▸ Data shown
.....

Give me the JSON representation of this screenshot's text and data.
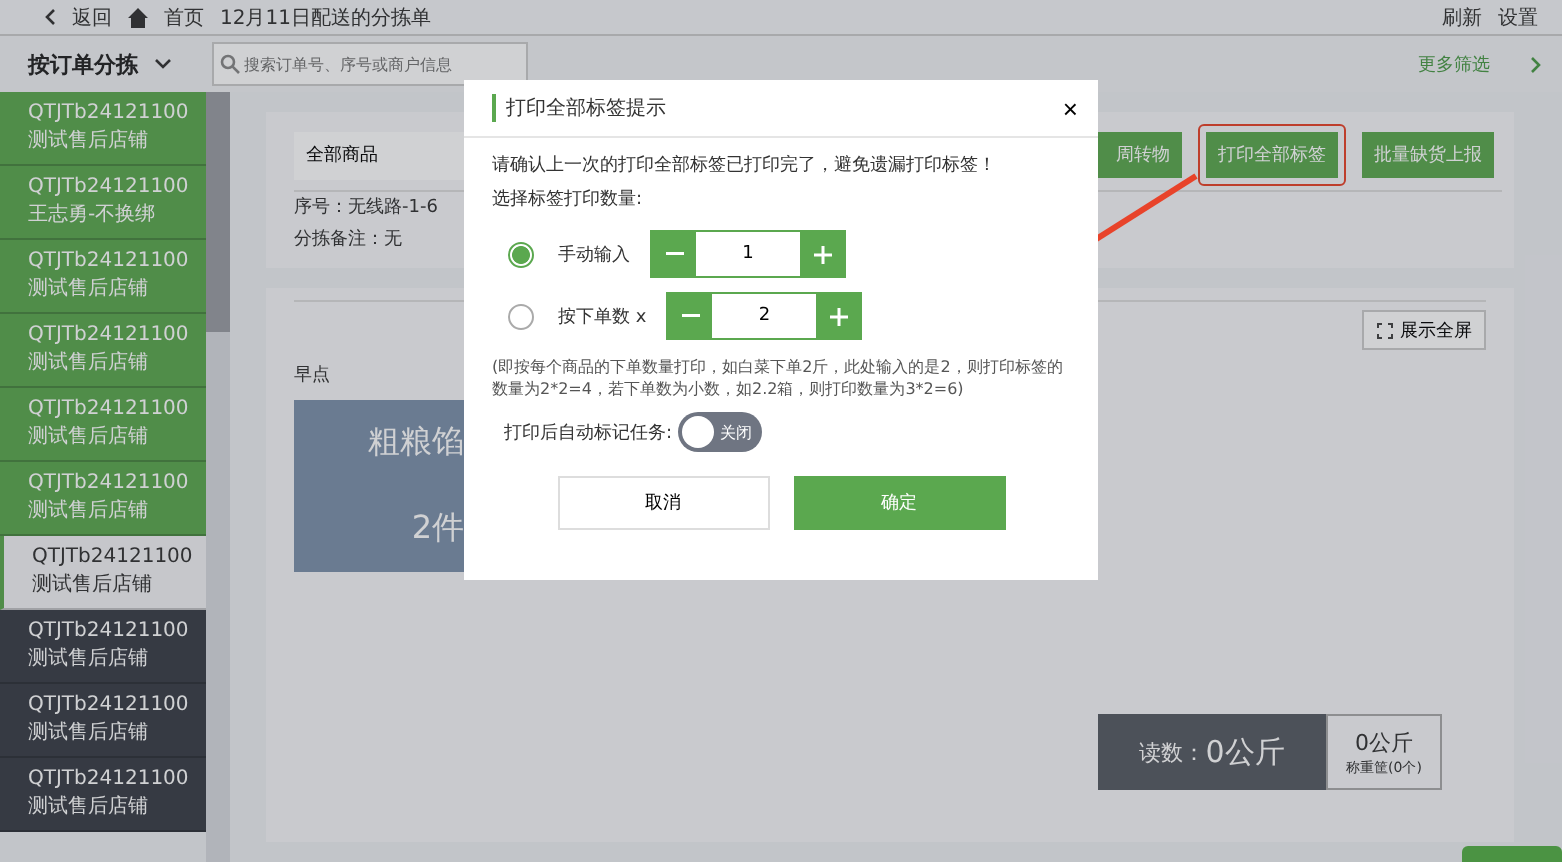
{
  "top_bar": {
    "back": "返回",
    "home": "首页",
    "title": "12月11日配送的分拣单",
    "actions": [
      "刷新",
      "设置"
    ]
  },
  "filter_bar": {
    "mode": "按订单分拣",
    "search_placeholder": "搜索订单号、序号或商户信息",
    "more": "更多筛选"
  },
  "orders": [
    {
      "code": "QTJTb24121100",
      "shop": "测试售后店铺",
      "kind": "done",
      "selected": false
    },
    {
      "code": "QTJTb24121100",
      "shop": "王志勇-不换绑",
      "kind": "done",
      "selected": false
    },
    {
      "code": "QTJTb24121100",
      "shop": "测试售后店铺",
      "kind": "done",
      "selected": false
    },
    {
      "code": "QTJTb24121100",
      "shop": "测试售后店铺",
      "kind": "done",
      "selected": false
    },
    {
      "code": "QTJTb24121100",
      "shop": "测试售后店铺",
      "kind": "done",
      "selected": false
    },
    {
      "code": "QTJTb24121100",
      "shop": "测试售后店铺",
      "kind": "done",
      "selected": false
    },
    {
      "code": "QTJTb24121100",
      "shop": "测试售后店铺",
      "kind": "pending",
      "selected": true
    },
    {
      "code": "QTJTb24121100",
      "shop": "测试售后店铺",
      "kind": "pending",
      "selected": false
    },
    {
      "code": "QTJTb24121100",
      "shop": "测试售后店铺",
      "kind": "pending",
      "selected": false
    },
    {
      "code": "QTJTb24121100",
      "shop": "测试售后店铺",
      "kind": "pending",
      "selected": false
    }
  ],
  "order_panel": {
    "category": "全部商品",
    "buttons": [
      {
        "label": "周转物",
        "highlighted": false
      },
      {
        "label": "打印全部标签",
        "highlighted": true
      },
      {
        "label": "批量缺货上报",
        "highlighted": false
      }
    ],
    "sequence": "序号：无线路-1-6",
    "remark": "分拣备注：无"
  },
  "goods_panel": {
    "fullscreen": "展示全屏",
    "group": "早点",
    "tiles": [
      {
        "name": "粗粮馅",
        "count": "2件"
      }
    ],
    "reading": "读数：",
    "reading_value": "0公斤",
    "tare": "0公斤",
    "basket": "称重筐(0个)"
  },
  "dialog": {
    "title": "打印全部标签提示",
    "close": "×",
    "notice": "请确认上一次的打印全部标签已打印完了，避免遗漏打印标签！",
    "prompt": "选择标签打印数量:",
    "options": [
      {
        "label": "手动输入",
        "value": "1",
        "selected": true
      },
      {
        "label": "按下单数 x",
        "value": "2",
        "selected": false
      }
    ],
    "hint": "(即按每个商品的下单数量打印，如白菜下单2斤，此处输入的是2，则打印标签的数量为2*2=4，若下单数为小数，如2.2箱，则打印数量为3*2=6)",
    "auto_mark": {
      "label": "打印后自动标记任务:",
      "on": false,
      "state_text": "关闭"
    },
    "buttons": [
      {
        "label": "取消",
        "kind": "secondary"
      },
      {
        "label": "确定",
        "kind": "primary"
      }
    ]
  }
}
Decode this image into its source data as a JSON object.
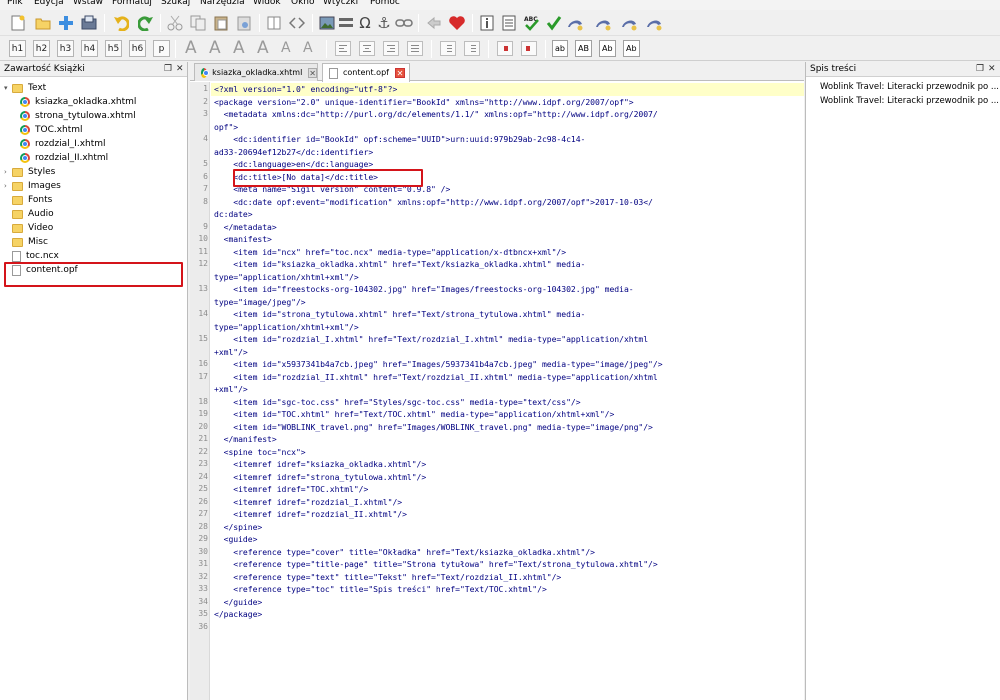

.....

▸ Requirements
Copy out the whole listing exactly, and don't carry over any pictures.

▸ Solution below
Give me the JSON representation of this screenshot's text and data.
{
  "top_bar": {
    "back": "返回",
    "home": "首页",
    "title": "12月11日配送的分拣单",
    "actions": [
      "刷新",
      "设置"
    ]
  },
  "filter_bar": {
    "mode": "按订单分拣",
    "search_placeholder": "搜索订单号、序号或商户信息",
    "more": "更多筛选"
  },
  "orders": [
    {
      "code": "QTJTb24121100",
      "shop": "测试售后店铺",
      "kind": "done",
      "selected": false
    },
    {
      "code": "QTJTb24121100",
      "shop": "王志勇-不换绑",
      "kind": "done",
      "selected": false
    },
    {
      "code": "QTJTb24121100",
      "shop": "测试售后店铺",
      "kind": "done",
      "selected": false
    },
    {
      "code": "QTJTb24121100",
      "shop": "测试售后店铺",
      "kind": "done",
      "selected": false
    },
    {
      "code": "QTJTb24121100",
      "shop": "测试售后店铺",
      "kind": "done",
      "selected": false
    },
    {
      "code": "QTJTb24121100",
      "shop": "测试售后店铺",
      "kind": "done",
      "selected": false
    },
    {
      "code": "QTJTb24121100",
      "shop": "测试售后店铺",
      "kind": "pending",
      "selected": true
    },
    {
      "code": "QTJTb24121100",
      "shop": "测试售后店铺",
      "kind": "pending",
      "selected": false
    },
    {
      "code": "QTJTb24121100",
      "shop": "测试售后店铺",
      "kind": "pending",
      "selected": false
    },
    {
      "code": "QTJTb24121100",
      "shop": "测试售后店铺",
      "kind": "pending",
      "selected": false
    }
  ],
  "order_panel": {
    "category": "全部商品",
    "buttons": [
      {
        "label": "周转物",
        "highlighted": false
      },
      {
        "label": "打印全部标签",
        "highlighted": true
      },
      {
        "label": "批量缺货上报",
        "highlighted": false
      }
    ],
    "sequence": "序号：无线路-1-6",
    "remark": "分拣备注：无"
  },
  "goods_panel": {
    "fullscreen": "展示全屏",
    "group": "早点",
    "tiles": [
      {
        "name": "粗粮馅",
        "count": "2件"
      }
    ],
    "reading": "读数：",
    "reading_value": "0公斤",
    "tare": "0公斤",
    "basket": "称重筐(0个)"
  },
  "dialog": {
    "title": "打印全部标签提示",
    "close": "×",
    "notice": "请确认上一次的打印全部标签已打印完了，避免遗漏打印标签！",
    "prompt": "选择标签打印数量:",
    "options": [
      {
        "label": "手动输入",
        "value": "1",
        "selected": true
      },
      {
        "label": "按下单数 x",
        "value": "2",
        "selected": false
      }
    ],
    "hint": "(即按每个商品的下单数量打印，如白菜下单2斤，此处输入的是2，则打印标签的数量为2*2=4，若下单数为小数，如2.2箱，则打印数量为3*2=6)",
    "auto_mark": {
      "label": "打印后自动标记任务:",
      "on": false,
      "state_text": "关闭"
    },
    "buttons": [
      {
        "label": "取消",
        "kind": "secondary"
      },
      {
        "label": "确定",
        "kind": "primary"
      }
    ]
  }
}
Decode this image into its source data as a JSON object.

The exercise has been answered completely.